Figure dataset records

************

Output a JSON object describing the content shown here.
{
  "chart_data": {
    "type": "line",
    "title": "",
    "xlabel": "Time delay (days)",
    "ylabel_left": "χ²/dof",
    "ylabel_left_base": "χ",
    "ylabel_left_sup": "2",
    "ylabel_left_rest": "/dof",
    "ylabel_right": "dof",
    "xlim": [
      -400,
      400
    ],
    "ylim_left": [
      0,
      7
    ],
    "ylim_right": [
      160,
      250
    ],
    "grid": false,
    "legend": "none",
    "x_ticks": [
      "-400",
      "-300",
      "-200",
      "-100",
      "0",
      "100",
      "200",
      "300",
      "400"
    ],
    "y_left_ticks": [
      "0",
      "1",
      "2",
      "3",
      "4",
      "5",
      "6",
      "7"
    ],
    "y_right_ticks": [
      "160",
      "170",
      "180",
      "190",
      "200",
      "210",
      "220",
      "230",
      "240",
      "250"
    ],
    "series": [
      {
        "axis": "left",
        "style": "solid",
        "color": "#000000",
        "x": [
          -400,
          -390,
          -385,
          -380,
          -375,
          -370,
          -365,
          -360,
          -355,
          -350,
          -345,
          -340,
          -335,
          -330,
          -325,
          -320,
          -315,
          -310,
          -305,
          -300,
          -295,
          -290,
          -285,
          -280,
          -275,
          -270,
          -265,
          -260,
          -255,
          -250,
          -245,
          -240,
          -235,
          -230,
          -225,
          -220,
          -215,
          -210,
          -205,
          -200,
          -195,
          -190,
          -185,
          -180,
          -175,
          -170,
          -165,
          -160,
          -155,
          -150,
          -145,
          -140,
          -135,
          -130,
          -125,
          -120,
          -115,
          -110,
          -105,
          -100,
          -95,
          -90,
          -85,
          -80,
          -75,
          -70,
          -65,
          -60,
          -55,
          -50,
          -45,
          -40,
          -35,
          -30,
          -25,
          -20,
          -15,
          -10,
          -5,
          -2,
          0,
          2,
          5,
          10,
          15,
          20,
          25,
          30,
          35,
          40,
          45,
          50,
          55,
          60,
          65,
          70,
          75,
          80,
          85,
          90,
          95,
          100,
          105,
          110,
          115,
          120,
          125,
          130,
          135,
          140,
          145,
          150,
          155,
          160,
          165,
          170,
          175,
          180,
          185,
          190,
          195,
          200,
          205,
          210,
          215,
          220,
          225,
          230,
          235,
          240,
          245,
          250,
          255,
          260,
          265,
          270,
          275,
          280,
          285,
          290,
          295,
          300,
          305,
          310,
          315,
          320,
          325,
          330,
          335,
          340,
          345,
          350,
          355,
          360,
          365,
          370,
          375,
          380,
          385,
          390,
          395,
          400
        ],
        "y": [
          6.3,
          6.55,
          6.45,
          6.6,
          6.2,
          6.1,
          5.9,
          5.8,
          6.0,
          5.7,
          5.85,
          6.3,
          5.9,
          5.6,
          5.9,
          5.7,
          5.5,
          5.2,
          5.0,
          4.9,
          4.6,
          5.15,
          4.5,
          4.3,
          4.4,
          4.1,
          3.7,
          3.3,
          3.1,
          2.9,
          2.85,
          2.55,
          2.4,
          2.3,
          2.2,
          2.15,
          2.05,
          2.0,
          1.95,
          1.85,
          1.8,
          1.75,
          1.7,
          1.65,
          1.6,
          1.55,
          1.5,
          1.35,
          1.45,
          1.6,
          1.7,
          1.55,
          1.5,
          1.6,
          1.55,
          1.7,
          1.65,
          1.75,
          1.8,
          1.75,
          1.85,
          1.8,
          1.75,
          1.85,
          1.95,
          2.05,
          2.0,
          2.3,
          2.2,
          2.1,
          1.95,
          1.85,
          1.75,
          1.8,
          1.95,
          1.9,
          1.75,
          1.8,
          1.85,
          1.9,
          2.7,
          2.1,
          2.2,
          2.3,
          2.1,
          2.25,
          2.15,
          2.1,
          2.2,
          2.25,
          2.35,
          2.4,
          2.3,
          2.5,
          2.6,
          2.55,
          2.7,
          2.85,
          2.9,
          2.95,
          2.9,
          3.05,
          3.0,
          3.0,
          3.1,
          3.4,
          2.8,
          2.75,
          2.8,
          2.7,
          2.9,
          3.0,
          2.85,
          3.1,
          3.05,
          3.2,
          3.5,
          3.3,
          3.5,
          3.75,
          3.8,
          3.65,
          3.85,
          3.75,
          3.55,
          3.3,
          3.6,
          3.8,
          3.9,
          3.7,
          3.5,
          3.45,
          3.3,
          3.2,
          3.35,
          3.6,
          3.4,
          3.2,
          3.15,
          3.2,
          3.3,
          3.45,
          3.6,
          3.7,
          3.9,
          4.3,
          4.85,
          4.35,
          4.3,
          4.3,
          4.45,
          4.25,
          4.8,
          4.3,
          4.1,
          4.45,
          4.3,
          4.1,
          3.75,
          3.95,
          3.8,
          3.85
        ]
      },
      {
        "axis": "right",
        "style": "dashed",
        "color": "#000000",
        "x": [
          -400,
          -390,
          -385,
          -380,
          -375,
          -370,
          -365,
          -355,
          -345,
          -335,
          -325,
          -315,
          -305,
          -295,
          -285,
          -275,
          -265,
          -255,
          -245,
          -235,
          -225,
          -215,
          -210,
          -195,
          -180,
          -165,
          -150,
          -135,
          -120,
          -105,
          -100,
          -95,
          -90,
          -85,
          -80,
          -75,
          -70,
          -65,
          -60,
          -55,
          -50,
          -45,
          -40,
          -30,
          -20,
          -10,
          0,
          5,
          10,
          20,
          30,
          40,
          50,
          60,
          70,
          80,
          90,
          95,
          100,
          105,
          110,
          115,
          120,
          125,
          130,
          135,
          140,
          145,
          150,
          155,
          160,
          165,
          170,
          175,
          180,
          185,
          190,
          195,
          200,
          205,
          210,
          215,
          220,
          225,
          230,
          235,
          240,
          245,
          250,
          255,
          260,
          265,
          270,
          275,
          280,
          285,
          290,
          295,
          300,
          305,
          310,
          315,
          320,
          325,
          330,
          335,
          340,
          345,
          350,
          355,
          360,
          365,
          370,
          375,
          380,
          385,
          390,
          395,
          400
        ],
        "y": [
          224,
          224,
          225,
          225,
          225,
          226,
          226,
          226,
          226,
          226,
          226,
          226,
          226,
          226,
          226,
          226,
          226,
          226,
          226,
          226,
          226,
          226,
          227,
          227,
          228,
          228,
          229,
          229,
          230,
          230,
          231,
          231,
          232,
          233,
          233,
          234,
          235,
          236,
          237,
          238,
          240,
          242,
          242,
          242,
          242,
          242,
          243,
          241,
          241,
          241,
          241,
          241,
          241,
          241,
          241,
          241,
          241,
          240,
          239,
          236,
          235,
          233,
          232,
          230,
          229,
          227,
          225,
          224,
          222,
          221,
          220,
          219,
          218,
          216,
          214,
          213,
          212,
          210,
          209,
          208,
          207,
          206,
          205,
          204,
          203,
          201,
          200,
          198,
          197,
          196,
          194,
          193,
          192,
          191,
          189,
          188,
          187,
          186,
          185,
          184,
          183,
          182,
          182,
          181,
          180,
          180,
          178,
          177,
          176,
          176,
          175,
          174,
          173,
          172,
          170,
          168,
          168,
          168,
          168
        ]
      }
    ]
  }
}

************

What is needed
Quote the data above in full, changing nothing.

Result
Output a JSON object describing the content shown here.
{
  "chart_data": {
    "type": "line",
    "title": "",
    "xlabel": "Time delay (days)",
    "ylabel_left": "χ²/dof",
    "ylabel_left_base": "χ",
    "ylabel_left_sup": "2",
    "ylabel_left_rest": "/dof",
    "ylabel_right": "dof",
    "xlim": [
      -400,
      400
    ],
    "ylim_left": [
      0,
      7
    ],
    "ylim_right": [
      160,
      250
    ],
    "grid": false,
    "legend": "none",
    "x_ticks": [
      "-400",
      "-300",
      "-200",
      "-100",
      "0",
      "100",
      "200",
      "300",
      "400"
    ],
    "y_left_ticks": [
      "0",
      "1",
      "2",
      "3",
      "4",
      "5",
      "6",
      "7"
    ],
    "y_right_ticks": [
      "160",
      "170",
      "180",
      "190",
      "200",
      "210",
      "220",
      "230",
      "240",
      "250"
    ],
    "series": [
      {
        "axis": "left",
        "style": "solid",
        "color": "#000000",
        "x": [
          -400,
          -390,
          -385,
          -380,
          -375,
          -370,
          -365,
          -360,
          -355,
          -350,
          -345,
          -340,
          -335,
          -330,
          -325,
          -320,
          -315,
          -310,
          -305,
          -300,
          -295,
          -290,
          -285,
          -280,
          -275,
          -270,
          -265,
          -260,
          -255,
          -250,
          -245,
          -240,
          -235,
          -230,
          -225,
          -220,
          -215,
          -210,
          -205,
          -200,
          -195,
          -190,
          -185,
          -180,
          -175,
          -170,
          -165,
          -160,
          -155,
          -150,
          -145,
          -140,
          -135,
          -130,
          -125,
          -120,
          -115,
          -110,
          -105,
          -100,
          -95,
          -90,
          -85,
          -80,
          -75,
          -70,
          -65,
          -60,
          -55,
          -50,
          -45,
          -40,
          -35,
          -30,
          -25,
          -20,
          -15,
          -10,
          -5,
          -2,
          0,
          2,
          5,
          10,
          15,
          20,
          25,
          30,
          35,
          40,
          45,
          50,
          55,
          60,
          65,
          70,
          75,
          80,
          85,
          90,
          95,
          100,
          105,
          110,
          115,
          120,
          125,
          130,
          135,
          140,
          145,
          150,
          155,
          160,
          165,
          170,
          175,
          180,
          185,
          190,
          195,
          200,
          205,
          210,
          215,
          220,
          225,
          230,
          235,
          240,
          245,
          250,
          255,
          260,
          265,
          270,
          275,
          280,
          285,
          290,
          295,
          300,
          305,
          310,
          315,
          320,
          325,
          330,
          335,
          340,
          345,
          350,
          355,
          360,
          365,
          370,
          375,
          380,
          385,
          390,
          395,
          400
        ],
        "y": [
          6.3,
          6.55,
          6.45,
          6.6,
          6.2,
          6.1,
          5.9,
          5.8,
          6.0,
          5.7,
          5.85,
          6.3,
          5.9,
          5.6,
          5.9,
          5.7,
          5.5,
          5.2,
          5.0,
          4.9,
          4.6,
          5.15,
          4.5,
          4.3,
          4.4,
          4.1,
          3.7,
          3.3,
          3.1,
          2.9,
          2.85,
          2.55,
          2.4,
          2.3,
          2.2,
          2.15,
          2.05,
          2.0,
          1.95,
          1.85,
          1.8,
          1.75,
          1.7,
          1.65,
          1.6,
          1.55,
          1.5,
          1.35,
          1.45,
          1.6,
          1.7,
          1.55,
          1.5,
          1.6,
          1.55,
          1.7,
          1.65,
          1.75,
          1.8,
          1.75,
          1.85,
          1.8,
          1.75,
          1.85,
          1.95,
          2.05,
          2.0,
          2.3,
          2.2,
          2.1,
          1.95,
          1.85,
          1.75,
          1.8,
          1.95,
          1.9,
          1.75,
          1.8,
          1.85,
          1.9,
          2.7,
          2.1,
          2.2,
          2.3,
          2.1,
          2.25,
          2.15,
          2.1,
          2.2,
          2.25,
          2.35,
          2.4,
          2.3,
          2.5,
          2.6,
          2.55,
          2.7,
          2.85,
          2.9,
          2.95,
          2.9,
          3.05,
          3.0,
          3.0,
          3.1,
          3.4,
          2.8,
          2.75,
          2.8,
          2.7,
          2.9,
          3.0,
          2.85,
          3.1,
          3.05,
          3.2,
          3.5,
          3.3,
          3.5,
          3.75,
          3.8,
          3.65,
          3.85,
          3.75,
          3.55,
          3.3,
          3.6,
          3.8,
          3.9,
          3.7,
          3.5,
          3.45,
          3.3,
          3.2,
          3.35,
          3.6,
          3.4,
          3.2,
          3.15,
          3.2,
          3.3,
          3.45,
          3.6,
          3.7,
          3.9,
          4.3,
          4.85,
          4.35,
          4.3,
          4.3,
          4.45,
          4.25,
          4.8,
          4.3,
          4.1,
          4.45,
          4.3,
          4.1,
          3.75,
          3.95,
          3.8,
          3.85
        ]
      },
      {
        "axis": "right",
        "style": "dashed",
        "color": "#000000",
        "x": [
          -400,
          -390,
          -385,
          -380,
          -375,
          -370,
          -365,
          -355,
          -345,
          -335,
          -325,
          -315,
          -305,
          -295,
          -285,
          -275,
          -265,
          -255,
          -245,
          -235,
          -225,
          -215,
          -210,
          -195,
          -180,
          -165,
          -150,
          -135,
          -120,
          -105,
          -100,
          -95,
          -90,
          -85,
          -80,
          -75,
          -70,
          -65,
          -60,
          -55,
          -50,
          -45,
          -40,
          -30,
          -20,
          -10,
          0,
          5,
          10,
          20,
          30,
          40,
          50,
          60,
          70,
          80,
          90,
          95,
          100,
          105,
          110,
          115,
          120,
          125,
          130,
          135,
          140,
          145,
          150,
          155,
          160,
          165,
          170,
          175,
          180,
          185,
          190,
          195,
          200,
          205,
          210,
          215,
          220,
          225,
          230,
          235,
          240,
          245,
          250,
          255,
          260,
          265,
          270,
          275,
          280,
          285,
          290,
          295,
          300,
          305,
          310,
          315,
          320,
          325,
          330,
          335,
          340,
          345,
          350,
          355,
          360,
          365,
          370,
          375,
          380,
          385,
          390,
          395,
          400
        ],
        "y": [
          224,
          224,
          225,
          225,
          225,
          226,
          226,
          226,
          226,
          226,
          226,
          226,
          226,
          226,
          226,
          226,
          226,
          226,
          226,
          226,
          226,
          226,
          227,
          227,
          228,
          228,
          229,
          229,
          230,
          230,
          231,
          231,
          232,
          233,
          233,
          234,
          235,
          236,
          237,
          238,
          240,
          242,
          242,
          242,
          242,
          242,
          243,
          241,
          241,
          241,
          241,
          241,
          241,
          241,
          241,
          241,
          241,
          240,
          239,
          236,
          235,
          233,
          232,
          230,
          229,
          227,
          225,
          224,
          222,
          221,
          220,
          219,
          218,
          216,
          214,
          213,
          212,
          210,
          209,
          208,
          207,
          206,
          205,
          204,
          203,
          201,
          200,
          198,
          197,
          196,
          194,
          193,
          192,
          191,
          189,
          188,
          187,
          186,
          185,
          184,
          183,
          182,
          182,
          181,
          180,
          180,
          178,
          177,
          176,
          176,
          175,
          174,
          173,
          172,
          170,
          168,
          168,
          168,
          168
        ]
      }
    ]
  }
}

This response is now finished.